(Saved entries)

==================================================

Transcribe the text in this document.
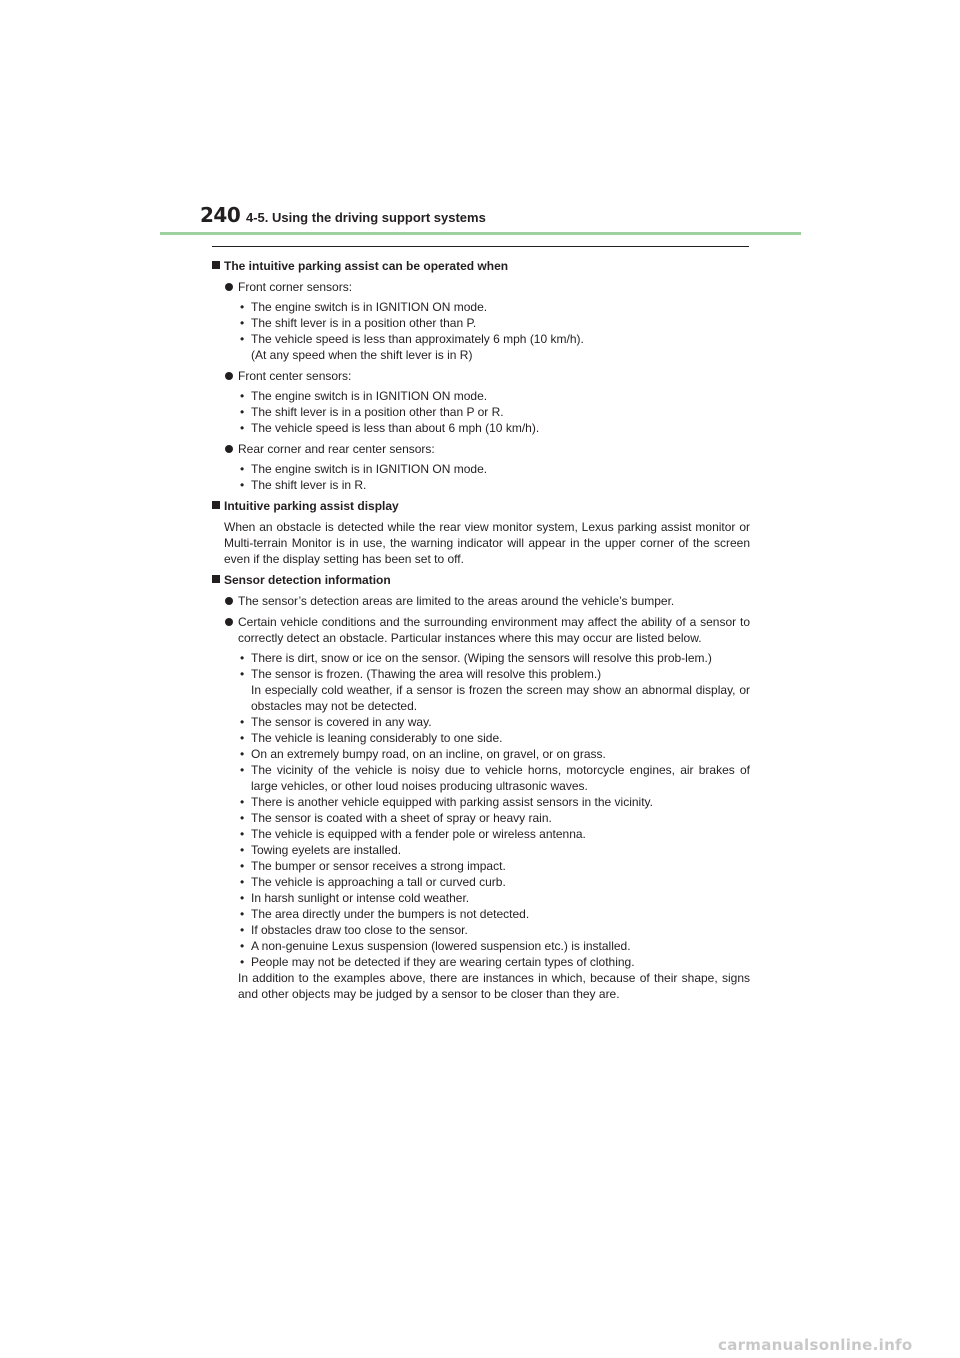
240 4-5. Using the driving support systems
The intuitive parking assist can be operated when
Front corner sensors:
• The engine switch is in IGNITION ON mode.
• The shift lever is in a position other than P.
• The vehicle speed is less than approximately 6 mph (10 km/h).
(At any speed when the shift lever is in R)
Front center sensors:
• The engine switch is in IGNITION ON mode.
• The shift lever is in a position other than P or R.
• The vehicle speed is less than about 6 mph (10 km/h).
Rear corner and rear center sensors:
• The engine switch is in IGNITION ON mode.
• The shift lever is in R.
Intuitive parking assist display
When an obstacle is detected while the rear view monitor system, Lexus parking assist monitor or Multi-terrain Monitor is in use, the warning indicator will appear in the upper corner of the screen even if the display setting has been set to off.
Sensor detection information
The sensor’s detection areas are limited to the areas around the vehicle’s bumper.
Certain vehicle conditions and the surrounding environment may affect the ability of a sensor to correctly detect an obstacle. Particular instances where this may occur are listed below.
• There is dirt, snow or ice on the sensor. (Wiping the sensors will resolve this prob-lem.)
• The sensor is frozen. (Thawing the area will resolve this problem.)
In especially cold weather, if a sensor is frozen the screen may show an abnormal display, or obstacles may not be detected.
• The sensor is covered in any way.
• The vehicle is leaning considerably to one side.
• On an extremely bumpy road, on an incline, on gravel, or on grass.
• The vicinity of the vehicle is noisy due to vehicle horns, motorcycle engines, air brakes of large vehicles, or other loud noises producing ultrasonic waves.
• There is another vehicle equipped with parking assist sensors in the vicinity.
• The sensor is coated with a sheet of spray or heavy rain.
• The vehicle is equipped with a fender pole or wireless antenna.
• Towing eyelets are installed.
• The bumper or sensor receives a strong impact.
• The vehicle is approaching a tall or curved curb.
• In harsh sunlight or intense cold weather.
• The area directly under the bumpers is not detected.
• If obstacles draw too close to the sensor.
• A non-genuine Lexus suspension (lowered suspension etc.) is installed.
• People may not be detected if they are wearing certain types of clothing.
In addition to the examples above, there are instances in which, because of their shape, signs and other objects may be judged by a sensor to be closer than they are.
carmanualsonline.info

==================================================

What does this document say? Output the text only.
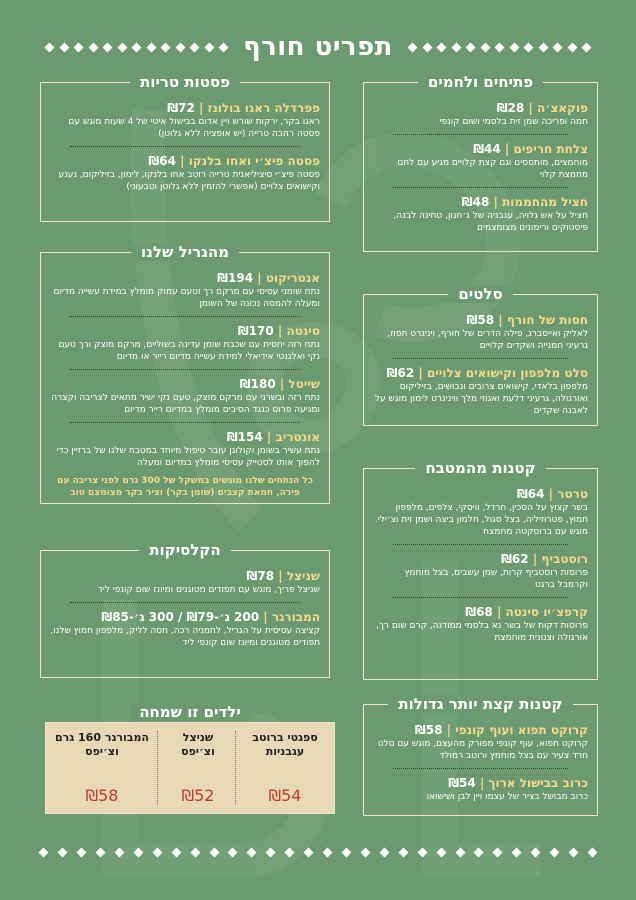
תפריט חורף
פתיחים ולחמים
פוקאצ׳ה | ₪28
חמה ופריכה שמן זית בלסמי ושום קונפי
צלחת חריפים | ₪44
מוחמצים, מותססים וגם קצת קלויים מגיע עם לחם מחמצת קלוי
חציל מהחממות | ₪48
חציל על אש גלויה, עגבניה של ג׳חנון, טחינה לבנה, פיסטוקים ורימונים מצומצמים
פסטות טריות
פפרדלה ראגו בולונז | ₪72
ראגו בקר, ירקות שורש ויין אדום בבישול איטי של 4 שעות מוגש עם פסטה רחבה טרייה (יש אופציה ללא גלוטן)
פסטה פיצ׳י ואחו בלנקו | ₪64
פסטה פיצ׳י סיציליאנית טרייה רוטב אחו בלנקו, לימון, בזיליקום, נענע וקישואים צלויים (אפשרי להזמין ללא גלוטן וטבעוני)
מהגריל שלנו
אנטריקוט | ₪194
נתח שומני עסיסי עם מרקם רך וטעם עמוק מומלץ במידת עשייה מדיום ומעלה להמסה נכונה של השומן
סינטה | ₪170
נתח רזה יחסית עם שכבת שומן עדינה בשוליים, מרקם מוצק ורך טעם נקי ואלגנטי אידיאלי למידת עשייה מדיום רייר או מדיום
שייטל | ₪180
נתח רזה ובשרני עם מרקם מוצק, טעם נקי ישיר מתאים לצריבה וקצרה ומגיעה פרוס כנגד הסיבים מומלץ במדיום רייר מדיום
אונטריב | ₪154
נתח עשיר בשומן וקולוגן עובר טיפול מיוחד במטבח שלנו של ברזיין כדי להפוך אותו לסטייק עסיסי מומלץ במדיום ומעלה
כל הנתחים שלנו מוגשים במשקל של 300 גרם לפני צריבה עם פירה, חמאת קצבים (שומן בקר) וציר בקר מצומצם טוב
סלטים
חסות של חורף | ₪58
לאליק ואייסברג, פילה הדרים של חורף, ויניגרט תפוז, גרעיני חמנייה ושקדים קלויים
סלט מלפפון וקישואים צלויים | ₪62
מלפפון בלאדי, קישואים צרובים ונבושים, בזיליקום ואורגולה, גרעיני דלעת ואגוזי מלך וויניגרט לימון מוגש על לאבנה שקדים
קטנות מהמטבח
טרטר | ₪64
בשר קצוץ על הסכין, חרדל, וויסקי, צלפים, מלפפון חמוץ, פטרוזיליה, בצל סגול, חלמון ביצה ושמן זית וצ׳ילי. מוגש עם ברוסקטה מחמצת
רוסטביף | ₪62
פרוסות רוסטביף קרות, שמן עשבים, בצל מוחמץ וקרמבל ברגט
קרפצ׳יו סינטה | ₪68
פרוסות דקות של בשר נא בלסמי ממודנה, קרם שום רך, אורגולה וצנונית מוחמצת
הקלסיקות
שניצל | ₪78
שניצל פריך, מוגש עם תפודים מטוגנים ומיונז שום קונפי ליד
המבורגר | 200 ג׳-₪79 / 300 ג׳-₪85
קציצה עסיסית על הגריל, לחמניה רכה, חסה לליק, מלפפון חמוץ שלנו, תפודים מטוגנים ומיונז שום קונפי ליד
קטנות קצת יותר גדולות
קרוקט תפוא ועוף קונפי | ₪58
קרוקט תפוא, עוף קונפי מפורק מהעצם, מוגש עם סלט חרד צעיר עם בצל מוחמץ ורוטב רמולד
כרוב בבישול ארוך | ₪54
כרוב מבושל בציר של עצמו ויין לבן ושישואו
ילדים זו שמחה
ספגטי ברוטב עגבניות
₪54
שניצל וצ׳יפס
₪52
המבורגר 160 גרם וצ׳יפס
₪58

==================================================

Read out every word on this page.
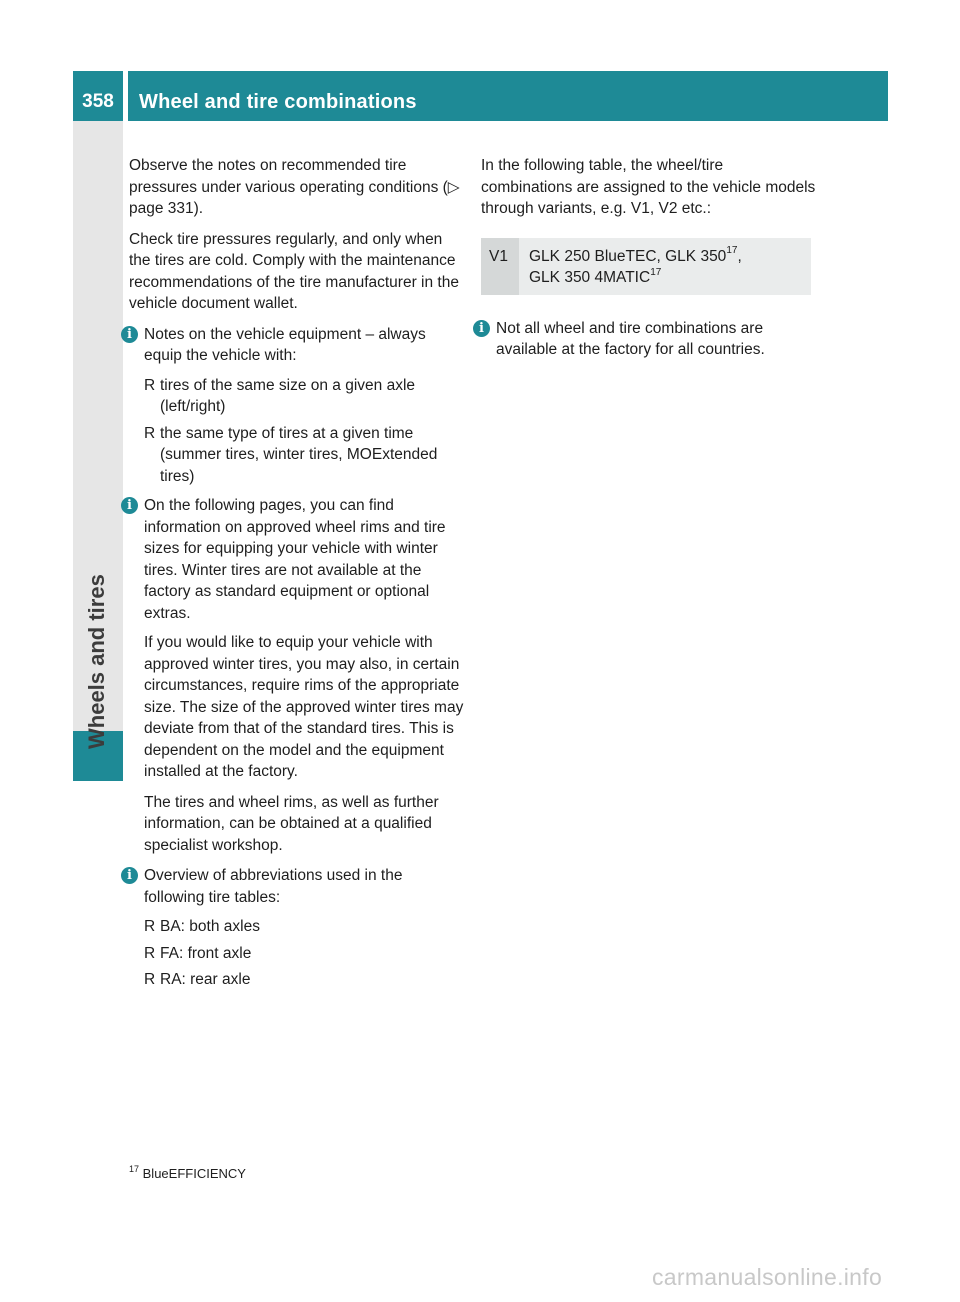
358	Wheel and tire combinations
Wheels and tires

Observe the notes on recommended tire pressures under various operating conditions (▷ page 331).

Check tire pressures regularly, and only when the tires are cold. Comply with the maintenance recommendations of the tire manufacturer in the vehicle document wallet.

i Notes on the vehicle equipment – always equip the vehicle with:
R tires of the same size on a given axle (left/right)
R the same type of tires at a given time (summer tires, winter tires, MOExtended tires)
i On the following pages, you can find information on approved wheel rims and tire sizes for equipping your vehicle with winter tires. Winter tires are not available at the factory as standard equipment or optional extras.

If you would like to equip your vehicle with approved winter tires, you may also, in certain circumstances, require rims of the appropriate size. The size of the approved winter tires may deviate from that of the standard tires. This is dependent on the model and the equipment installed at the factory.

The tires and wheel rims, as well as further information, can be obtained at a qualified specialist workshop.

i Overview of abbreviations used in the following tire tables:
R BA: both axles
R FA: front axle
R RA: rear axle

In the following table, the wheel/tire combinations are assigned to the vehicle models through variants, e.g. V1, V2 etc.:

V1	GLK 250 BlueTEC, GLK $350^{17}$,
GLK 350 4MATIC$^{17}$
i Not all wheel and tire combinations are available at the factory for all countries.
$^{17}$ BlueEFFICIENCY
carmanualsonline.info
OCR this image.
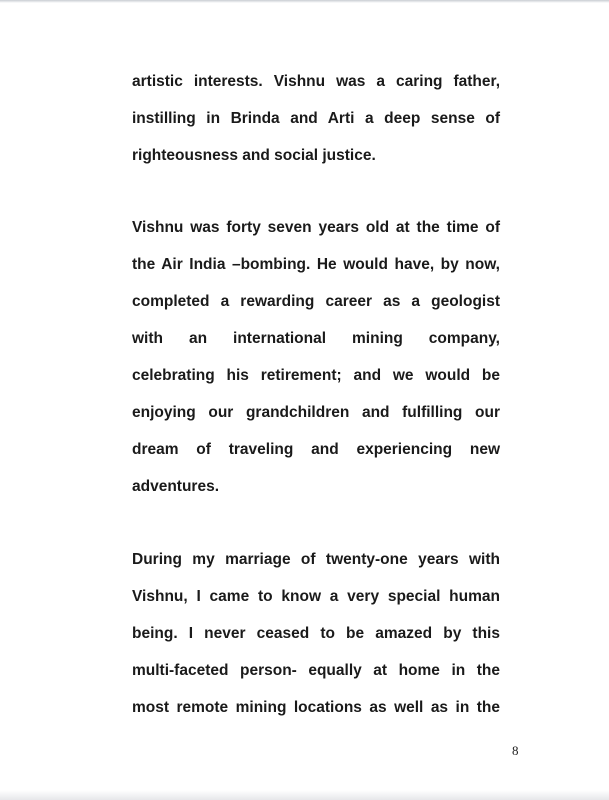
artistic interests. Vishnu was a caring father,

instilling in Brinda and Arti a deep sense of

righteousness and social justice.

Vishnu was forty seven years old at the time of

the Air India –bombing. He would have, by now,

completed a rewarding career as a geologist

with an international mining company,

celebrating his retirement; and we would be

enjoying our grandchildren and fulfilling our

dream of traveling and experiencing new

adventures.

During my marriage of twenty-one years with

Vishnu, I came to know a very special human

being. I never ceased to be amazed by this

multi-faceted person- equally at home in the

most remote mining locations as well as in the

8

==================================================

▶ **Directive**
Count the lines of the material that include the word "frozen", then report only the total.

▶ **Answer for this exercise**
2